BEGIN RECORD EXCERPTS

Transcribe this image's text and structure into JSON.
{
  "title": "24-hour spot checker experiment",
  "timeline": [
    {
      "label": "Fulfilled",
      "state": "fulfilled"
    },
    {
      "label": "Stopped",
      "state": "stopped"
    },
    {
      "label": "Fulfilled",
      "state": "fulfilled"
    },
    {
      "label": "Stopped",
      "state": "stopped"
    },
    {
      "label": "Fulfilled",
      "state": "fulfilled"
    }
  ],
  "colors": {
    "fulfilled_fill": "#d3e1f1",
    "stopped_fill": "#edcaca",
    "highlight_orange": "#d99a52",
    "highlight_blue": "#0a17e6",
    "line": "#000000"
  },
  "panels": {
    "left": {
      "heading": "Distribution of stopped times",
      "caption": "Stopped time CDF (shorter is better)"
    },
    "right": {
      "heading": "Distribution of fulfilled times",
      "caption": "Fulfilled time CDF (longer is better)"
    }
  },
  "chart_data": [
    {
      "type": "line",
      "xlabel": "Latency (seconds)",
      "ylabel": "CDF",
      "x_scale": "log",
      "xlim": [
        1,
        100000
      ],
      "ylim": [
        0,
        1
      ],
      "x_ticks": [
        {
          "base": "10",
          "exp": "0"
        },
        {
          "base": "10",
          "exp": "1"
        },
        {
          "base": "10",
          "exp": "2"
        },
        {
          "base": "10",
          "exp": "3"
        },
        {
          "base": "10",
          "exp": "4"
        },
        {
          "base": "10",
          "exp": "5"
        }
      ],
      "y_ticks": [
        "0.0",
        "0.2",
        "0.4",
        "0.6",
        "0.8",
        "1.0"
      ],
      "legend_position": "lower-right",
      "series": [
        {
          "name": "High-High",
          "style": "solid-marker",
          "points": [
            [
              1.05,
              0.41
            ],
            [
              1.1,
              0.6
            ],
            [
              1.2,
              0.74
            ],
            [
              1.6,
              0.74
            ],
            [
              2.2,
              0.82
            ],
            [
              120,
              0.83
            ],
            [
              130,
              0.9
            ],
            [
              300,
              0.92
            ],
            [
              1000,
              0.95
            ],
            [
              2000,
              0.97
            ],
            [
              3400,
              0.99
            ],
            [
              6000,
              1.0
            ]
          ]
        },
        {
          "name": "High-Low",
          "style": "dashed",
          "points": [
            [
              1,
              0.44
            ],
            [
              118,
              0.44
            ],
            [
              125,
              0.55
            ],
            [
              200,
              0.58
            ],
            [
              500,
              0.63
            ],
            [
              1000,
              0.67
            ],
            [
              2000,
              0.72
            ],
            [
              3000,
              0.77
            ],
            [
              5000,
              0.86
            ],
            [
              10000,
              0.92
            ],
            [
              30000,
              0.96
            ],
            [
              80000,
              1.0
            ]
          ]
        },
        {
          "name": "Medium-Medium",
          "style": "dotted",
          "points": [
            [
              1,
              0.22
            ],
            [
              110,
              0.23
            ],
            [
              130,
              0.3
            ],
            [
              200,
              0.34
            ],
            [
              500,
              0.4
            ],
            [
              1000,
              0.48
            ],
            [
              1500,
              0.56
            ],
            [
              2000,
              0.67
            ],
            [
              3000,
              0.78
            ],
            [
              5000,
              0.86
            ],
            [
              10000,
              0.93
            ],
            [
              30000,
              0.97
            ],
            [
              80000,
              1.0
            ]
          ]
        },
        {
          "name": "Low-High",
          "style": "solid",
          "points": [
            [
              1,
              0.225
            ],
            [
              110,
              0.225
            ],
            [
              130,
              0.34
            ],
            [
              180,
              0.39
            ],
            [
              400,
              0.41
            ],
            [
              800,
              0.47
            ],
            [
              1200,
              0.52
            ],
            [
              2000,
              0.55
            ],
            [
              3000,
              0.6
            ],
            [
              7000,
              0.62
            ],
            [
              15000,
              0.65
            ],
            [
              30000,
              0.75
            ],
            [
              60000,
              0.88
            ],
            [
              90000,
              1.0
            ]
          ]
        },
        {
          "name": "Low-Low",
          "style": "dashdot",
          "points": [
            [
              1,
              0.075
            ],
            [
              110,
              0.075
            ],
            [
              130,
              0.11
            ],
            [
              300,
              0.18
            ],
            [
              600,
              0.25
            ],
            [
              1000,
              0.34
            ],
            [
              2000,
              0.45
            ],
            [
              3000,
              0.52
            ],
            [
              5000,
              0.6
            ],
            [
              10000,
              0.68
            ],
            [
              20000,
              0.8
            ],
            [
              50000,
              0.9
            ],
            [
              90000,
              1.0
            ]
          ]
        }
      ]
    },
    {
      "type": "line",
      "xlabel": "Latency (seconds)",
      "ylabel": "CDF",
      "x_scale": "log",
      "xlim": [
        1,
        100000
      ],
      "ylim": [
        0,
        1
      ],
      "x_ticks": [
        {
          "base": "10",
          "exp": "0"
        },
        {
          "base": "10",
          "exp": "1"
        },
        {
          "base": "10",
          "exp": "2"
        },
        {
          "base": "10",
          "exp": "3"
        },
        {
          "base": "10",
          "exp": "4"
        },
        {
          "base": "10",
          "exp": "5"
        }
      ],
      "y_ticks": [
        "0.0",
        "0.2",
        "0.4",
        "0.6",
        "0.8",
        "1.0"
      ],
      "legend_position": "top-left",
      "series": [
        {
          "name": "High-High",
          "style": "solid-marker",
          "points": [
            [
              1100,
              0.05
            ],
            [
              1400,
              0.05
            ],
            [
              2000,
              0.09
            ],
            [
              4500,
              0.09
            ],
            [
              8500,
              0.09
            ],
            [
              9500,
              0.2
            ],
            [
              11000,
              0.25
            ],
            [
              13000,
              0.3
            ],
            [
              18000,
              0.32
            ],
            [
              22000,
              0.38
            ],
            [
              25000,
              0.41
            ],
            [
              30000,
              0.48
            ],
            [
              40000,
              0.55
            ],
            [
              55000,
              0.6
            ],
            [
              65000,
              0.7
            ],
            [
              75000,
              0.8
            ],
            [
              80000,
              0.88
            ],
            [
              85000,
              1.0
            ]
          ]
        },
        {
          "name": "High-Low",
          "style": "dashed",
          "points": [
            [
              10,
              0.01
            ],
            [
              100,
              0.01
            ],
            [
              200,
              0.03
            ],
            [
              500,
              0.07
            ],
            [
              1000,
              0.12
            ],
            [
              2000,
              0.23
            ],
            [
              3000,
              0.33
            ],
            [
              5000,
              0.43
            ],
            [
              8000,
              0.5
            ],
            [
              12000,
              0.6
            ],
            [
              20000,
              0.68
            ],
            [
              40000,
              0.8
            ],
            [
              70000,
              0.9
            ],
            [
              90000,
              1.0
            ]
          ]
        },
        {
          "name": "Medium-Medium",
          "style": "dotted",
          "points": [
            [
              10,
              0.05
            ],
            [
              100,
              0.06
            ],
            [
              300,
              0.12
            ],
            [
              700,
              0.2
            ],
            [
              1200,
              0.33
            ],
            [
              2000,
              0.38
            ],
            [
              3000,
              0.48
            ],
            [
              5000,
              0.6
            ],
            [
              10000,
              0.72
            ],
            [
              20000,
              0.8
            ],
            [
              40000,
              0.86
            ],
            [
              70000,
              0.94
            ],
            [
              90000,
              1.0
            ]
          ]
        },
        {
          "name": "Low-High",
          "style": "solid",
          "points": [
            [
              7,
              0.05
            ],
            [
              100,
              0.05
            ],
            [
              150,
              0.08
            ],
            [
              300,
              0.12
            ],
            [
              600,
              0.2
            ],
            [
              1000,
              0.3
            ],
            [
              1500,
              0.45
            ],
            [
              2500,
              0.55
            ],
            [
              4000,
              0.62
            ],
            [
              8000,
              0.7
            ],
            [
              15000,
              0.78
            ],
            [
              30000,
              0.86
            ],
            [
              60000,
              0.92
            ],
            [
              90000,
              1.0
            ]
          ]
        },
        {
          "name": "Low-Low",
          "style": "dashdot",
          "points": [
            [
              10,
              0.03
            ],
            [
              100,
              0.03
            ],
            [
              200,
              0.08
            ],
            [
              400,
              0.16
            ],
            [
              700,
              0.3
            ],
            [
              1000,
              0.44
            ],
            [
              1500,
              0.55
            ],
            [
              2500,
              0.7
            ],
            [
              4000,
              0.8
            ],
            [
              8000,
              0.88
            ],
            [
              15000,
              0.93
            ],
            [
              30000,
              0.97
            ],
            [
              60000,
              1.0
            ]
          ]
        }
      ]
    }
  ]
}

END RECORD EXCERPTS

AIM OF THE TASK → Pick out the lines that have the word "times". Copy them all.

IN RESPONSE →
      "heading": "Distribution of stopped times",
      "heading": "Distribution of fulfilled times",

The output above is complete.